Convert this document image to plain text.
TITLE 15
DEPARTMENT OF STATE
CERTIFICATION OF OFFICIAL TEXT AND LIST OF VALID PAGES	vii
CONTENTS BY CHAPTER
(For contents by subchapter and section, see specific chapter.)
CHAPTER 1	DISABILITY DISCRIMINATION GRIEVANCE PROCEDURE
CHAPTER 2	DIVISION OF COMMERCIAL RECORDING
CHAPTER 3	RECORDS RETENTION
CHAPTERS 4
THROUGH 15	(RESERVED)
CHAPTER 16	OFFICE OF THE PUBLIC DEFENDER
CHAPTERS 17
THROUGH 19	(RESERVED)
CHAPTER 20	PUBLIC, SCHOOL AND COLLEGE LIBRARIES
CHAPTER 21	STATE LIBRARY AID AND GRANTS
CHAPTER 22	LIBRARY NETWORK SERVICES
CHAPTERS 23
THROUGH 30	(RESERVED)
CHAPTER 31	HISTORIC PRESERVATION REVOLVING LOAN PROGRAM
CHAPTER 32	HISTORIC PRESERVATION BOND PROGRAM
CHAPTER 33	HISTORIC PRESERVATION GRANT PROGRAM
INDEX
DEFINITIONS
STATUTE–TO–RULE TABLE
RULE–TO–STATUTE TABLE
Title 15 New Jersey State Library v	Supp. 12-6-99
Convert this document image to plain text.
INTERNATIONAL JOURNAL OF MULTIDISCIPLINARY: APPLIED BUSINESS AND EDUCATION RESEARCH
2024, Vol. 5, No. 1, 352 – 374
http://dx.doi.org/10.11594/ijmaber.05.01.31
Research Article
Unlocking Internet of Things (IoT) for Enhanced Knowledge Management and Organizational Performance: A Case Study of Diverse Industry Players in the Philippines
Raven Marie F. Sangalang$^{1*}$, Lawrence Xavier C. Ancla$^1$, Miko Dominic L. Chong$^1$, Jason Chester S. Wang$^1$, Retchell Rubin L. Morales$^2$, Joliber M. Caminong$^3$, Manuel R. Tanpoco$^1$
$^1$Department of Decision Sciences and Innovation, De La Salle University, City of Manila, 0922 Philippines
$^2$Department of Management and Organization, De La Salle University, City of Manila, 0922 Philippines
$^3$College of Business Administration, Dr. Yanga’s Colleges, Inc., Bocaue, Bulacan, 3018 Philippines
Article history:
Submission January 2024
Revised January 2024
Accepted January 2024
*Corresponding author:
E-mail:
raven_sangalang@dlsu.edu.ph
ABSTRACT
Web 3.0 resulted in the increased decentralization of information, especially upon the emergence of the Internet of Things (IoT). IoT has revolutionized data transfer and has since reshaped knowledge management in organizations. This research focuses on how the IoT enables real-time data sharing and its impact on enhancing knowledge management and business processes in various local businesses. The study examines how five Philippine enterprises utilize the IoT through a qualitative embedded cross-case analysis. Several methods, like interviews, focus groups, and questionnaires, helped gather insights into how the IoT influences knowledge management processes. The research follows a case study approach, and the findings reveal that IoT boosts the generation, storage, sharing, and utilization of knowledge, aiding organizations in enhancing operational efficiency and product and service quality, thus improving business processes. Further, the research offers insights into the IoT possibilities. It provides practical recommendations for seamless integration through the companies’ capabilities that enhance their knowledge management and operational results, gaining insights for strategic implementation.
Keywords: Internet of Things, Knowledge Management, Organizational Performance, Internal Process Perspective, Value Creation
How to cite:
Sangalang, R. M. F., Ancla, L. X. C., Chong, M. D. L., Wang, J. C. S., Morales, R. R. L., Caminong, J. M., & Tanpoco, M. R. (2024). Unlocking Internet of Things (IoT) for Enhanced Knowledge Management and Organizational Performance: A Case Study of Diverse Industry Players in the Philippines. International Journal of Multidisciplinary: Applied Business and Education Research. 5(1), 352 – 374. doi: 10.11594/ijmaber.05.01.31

----------------

- [What is being asked] Only a number is wanted: how many lines contain the word "RESERVED"?

- [Answer to this exercise] 3